## Task instructions
List each line of the data in which the string "εκατ" appears.

## Data rows
___

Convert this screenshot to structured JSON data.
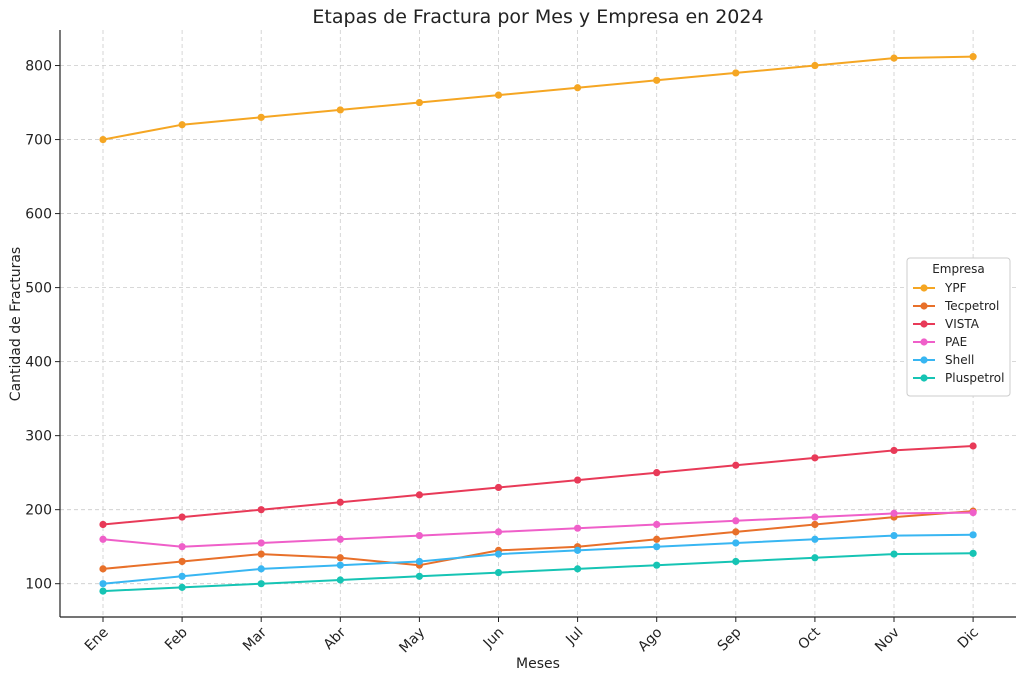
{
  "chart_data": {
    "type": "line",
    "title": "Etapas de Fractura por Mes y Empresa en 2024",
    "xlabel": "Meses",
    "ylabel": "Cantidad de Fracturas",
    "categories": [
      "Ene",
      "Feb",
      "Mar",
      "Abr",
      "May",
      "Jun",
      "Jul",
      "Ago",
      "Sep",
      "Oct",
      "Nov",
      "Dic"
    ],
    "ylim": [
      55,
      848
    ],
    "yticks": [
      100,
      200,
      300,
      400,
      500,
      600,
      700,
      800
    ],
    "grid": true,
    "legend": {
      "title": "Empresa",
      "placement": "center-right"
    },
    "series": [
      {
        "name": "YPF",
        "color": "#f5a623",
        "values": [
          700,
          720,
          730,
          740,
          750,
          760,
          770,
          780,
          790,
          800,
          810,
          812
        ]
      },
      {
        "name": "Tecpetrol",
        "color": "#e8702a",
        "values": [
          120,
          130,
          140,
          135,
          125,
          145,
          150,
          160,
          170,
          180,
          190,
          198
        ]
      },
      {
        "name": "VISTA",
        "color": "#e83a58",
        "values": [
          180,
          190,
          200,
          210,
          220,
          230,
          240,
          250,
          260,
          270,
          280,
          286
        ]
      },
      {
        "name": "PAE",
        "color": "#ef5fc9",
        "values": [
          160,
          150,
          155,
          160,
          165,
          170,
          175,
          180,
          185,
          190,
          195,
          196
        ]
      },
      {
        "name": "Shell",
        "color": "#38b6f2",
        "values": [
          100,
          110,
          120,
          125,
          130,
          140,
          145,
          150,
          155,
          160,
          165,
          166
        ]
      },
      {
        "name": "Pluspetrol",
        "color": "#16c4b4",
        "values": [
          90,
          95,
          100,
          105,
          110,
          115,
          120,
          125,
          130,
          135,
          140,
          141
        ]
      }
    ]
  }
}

___

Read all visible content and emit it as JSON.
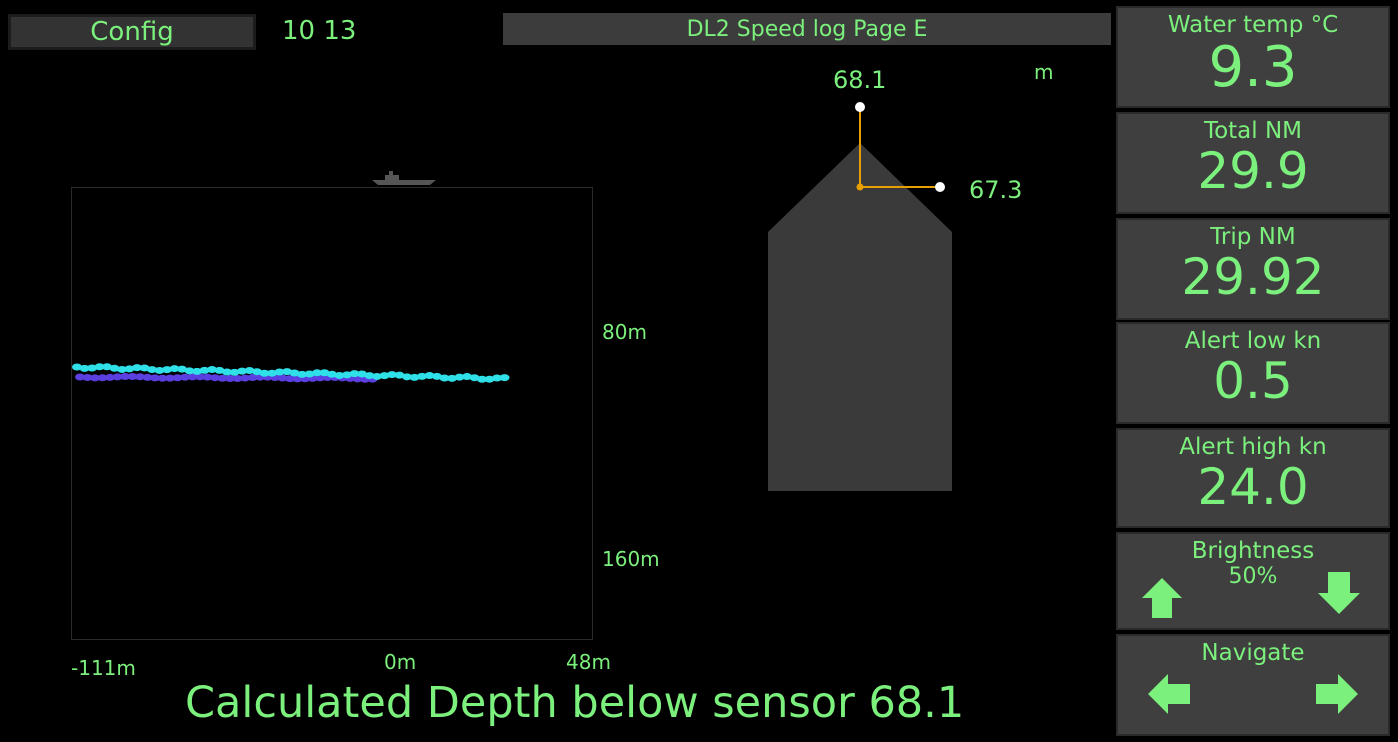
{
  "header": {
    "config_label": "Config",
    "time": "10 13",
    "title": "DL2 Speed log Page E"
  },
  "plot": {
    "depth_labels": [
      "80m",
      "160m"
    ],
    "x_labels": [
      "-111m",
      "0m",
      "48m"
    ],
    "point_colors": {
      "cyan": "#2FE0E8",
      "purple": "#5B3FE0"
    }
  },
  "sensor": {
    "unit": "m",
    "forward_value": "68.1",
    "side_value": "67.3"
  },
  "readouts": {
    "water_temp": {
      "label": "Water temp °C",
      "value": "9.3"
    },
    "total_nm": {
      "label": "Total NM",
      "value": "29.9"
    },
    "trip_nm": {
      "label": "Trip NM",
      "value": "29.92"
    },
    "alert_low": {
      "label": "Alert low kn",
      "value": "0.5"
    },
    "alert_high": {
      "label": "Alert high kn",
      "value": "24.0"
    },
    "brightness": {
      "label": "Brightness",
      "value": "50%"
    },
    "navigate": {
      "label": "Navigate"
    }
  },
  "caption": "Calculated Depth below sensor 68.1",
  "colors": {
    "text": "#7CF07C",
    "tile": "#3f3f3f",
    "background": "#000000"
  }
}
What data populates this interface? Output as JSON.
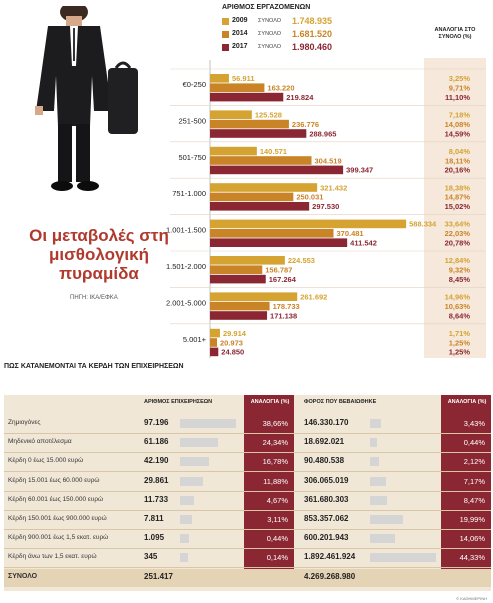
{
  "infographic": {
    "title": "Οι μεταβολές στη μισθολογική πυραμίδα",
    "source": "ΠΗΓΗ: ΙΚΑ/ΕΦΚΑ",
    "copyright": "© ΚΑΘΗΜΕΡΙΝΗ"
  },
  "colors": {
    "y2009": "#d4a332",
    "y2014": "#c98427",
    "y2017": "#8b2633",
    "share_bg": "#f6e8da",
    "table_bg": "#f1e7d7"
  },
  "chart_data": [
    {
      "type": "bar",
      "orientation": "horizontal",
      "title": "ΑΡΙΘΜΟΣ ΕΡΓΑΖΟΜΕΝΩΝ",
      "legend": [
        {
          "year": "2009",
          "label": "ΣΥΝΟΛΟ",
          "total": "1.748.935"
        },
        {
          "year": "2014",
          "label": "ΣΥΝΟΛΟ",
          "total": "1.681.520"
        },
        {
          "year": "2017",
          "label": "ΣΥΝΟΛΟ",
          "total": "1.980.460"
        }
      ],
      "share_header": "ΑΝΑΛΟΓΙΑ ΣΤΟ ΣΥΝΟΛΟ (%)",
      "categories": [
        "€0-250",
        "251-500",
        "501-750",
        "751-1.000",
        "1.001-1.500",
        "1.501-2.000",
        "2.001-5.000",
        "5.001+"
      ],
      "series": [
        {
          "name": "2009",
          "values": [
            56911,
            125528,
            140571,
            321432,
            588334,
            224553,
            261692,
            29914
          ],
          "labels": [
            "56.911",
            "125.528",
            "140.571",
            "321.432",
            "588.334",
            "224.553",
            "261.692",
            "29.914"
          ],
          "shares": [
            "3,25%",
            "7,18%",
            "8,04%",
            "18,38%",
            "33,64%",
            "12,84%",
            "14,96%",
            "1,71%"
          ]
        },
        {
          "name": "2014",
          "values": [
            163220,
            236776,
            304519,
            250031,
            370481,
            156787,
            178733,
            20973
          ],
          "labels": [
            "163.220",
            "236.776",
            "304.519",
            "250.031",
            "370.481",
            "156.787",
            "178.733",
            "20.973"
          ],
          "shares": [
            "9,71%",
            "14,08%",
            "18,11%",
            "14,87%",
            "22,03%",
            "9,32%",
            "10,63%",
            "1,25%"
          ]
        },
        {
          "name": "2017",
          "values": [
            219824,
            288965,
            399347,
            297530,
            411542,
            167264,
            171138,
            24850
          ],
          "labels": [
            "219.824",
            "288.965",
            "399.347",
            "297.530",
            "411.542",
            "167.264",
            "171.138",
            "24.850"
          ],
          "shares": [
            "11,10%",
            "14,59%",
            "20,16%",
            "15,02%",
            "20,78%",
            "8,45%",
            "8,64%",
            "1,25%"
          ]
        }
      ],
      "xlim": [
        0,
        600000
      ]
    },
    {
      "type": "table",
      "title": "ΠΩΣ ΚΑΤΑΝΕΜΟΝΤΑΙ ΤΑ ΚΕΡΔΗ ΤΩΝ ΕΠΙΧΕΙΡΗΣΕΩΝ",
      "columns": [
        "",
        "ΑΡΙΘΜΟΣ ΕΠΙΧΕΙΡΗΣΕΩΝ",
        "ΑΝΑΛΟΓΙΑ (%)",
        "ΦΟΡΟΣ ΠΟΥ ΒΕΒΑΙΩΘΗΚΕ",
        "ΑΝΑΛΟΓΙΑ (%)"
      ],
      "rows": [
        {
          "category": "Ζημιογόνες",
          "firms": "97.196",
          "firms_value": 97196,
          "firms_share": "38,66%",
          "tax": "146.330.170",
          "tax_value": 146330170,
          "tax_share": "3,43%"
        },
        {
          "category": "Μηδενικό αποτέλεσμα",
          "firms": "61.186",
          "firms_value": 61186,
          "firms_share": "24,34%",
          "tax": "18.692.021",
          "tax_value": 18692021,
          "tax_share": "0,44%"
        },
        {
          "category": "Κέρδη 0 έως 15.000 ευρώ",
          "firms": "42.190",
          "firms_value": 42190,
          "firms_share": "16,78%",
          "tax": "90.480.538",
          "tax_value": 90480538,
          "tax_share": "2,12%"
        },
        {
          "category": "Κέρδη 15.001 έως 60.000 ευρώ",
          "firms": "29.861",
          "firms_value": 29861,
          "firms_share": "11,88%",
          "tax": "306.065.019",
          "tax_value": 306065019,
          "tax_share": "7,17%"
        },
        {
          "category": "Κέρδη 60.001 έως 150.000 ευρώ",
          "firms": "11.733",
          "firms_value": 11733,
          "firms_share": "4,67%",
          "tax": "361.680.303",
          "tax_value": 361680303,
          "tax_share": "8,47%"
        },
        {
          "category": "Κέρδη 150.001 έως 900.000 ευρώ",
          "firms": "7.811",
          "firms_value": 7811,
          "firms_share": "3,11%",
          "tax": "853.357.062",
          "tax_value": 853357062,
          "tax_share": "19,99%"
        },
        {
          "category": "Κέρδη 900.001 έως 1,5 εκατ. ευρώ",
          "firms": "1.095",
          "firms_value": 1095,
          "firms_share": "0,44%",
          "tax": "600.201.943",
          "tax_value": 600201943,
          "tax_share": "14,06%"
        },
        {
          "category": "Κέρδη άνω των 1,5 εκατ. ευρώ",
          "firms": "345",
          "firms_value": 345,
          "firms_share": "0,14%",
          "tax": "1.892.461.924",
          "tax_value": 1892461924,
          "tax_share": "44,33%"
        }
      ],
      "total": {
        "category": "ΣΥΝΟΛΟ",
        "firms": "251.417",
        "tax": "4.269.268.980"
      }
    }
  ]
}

___

## Solved exercise
          "category": "Κέρδη 900.001 έως 1,5 εκατ. ευρώ",
          "category": "Κέρδη άνω των 1,5 εκατ. ευρώ",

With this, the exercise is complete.